* _Exercise instructions_
Everything from the line that contains "Give me the" through the last line of the listing must be copied exactly, with both of those lines included and no others.

Items from a dataset
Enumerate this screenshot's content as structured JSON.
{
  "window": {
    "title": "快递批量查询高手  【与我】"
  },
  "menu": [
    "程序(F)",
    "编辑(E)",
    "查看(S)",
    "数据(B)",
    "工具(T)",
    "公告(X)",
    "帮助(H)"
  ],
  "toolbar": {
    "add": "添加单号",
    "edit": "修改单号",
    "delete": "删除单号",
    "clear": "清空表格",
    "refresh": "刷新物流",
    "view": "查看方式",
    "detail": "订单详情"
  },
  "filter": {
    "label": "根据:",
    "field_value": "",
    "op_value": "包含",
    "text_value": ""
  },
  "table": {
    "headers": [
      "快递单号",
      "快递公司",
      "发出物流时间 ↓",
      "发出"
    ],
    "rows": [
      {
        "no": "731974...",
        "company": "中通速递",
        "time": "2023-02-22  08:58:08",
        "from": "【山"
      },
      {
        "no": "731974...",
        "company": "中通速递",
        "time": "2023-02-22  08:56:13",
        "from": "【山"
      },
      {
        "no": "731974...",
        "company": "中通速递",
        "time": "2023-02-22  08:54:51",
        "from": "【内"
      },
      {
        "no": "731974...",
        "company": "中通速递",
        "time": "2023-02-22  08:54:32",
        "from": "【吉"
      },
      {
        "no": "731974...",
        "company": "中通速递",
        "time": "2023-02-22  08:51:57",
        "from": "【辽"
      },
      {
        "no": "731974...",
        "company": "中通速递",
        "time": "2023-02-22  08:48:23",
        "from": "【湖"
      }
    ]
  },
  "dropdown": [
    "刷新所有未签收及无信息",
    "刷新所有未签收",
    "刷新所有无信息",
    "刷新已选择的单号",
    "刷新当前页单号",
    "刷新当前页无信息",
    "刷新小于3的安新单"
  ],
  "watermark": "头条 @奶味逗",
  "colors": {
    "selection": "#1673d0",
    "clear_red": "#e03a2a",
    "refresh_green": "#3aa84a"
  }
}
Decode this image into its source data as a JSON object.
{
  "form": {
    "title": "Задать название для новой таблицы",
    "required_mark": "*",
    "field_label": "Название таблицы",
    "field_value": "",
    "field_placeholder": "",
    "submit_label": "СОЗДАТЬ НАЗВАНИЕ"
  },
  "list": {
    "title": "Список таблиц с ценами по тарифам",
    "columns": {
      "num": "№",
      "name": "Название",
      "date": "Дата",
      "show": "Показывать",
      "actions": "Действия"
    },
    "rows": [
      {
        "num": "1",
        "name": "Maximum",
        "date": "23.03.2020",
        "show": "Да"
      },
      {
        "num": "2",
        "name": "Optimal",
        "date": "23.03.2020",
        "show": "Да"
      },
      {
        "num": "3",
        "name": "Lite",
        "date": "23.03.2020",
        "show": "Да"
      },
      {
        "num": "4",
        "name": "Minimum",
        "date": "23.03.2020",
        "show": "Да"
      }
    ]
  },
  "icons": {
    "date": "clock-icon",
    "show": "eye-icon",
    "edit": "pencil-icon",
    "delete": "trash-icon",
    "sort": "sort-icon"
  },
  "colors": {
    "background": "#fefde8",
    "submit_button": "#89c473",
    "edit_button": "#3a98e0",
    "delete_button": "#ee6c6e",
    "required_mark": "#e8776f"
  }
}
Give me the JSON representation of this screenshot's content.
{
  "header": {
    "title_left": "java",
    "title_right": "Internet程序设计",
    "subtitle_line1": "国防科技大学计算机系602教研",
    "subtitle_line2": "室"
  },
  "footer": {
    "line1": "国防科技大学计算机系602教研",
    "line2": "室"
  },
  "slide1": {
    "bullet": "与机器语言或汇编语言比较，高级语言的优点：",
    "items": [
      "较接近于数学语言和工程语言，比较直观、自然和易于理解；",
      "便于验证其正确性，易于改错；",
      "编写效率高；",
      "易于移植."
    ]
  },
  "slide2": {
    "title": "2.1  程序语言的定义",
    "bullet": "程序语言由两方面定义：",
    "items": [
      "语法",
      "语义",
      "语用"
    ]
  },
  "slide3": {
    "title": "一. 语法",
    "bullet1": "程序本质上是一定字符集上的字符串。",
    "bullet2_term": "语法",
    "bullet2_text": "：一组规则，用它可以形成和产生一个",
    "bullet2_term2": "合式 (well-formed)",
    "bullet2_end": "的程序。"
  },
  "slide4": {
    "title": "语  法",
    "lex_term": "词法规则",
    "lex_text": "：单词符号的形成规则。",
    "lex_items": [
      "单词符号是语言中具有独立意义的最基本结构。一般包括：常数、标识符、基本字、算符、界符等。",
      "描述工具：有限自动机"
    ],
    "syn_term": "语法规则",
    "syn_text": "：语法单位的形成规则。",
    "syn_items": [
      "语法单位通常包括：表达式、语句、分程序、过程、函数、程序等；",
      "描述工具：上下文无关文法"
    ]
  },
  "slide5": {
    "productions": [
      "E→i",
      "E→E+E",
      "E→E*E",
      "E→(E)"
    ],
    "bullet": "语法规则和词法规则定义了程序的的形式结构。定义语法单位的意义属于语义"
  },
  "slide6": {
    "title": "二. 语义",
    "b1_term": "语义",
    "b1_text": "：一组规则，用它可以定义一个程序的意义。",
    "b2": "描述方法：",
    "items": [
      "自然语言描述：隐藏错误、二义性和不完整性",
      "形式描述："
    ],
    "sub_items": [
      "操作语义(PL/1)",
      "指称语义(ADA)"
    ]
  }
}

* _Written response_
Give me the JSON representation of this screenshot's content.
{
  "header": {
    "title_left": "java",
    "title_right": "Internet程序设计",
    "subtitle_line1": "国防科技大学计算机系602教研",
    "subtitle_line2": "室"
  },
  "footer": {
    "line1": "国防科技大学计算机系602教研",
    "line2": "室"
  },
  "slide1": {
    "bullet": "与机器语言或汇编语言比较，高级语言的优点：",
    "items": [
      "较接近于数学语言和工程语言，比较直观、自然和易于理解；",
      "便于验证其正确性，易于改错；",
      "编写效率高；",
      "易于移植."
    ]
  },
  "slide2": {
    "title": "2.1  程序语言的定义",
    "bullet": "程序语言由两方面定义：",
    "items": [
      "语法",
      "语义",
      "语用"
    ]
  },
  "slide3": {
    "title": "一. 语法",
    "bullet1": "程序本质上是一定字符集上的字符串。",
    "bullet2_term": "语法",
    "bullet2_text": "：一组规则，用它可以形成和产生一个",
    "bullet2_term2": "合式 (well-formed)",
    "bullet2_end": "的程序。"
  },
  "slide4": {
    "title": "语  法",
    "lex_term": "词法规则",
    "lex_text": "：单词符号的形成规则。",
    "lex_items": [
      "单词符号是语言中具有独立意义的最基本结构。一般包括：常数、标识符、基本字、算符、界符等。",
      "描述工具：有限自动机"
    ],
    "syn_term": "语法规则",
    "syn_text": "：语法单位的形成规则。",
    "syn_items": [
      "语法单位通常包括：表达式、语句、分程序、过程、函数、程序等；",
      "描述工具：上下文无关文法"
    ]
  },
  "slide5": {
    "productions": [
      "E→i",
      "E→E+E",
      "E→E*E",
      "E→(E)"
    ],
    "bullet": "语法规则和词法规则定义了程序的的形式结构。定义语法单位的意义属于语义"
  },
  "slide6": {
    "title": "二. 语义",
    "b1_term": "语义",
    "b1_text": "：一组规则，用它可以定义一个程序的意义。",
    "b2": "描述方法：",
    "items": [
      "自然语言描述：隐藏错误、二义性和不完整性",
      "形式描述："
    ],
    "sub_items": [
      "操作语义(PL/1)",
      "指称语义(ADA)"
    ]
  }
}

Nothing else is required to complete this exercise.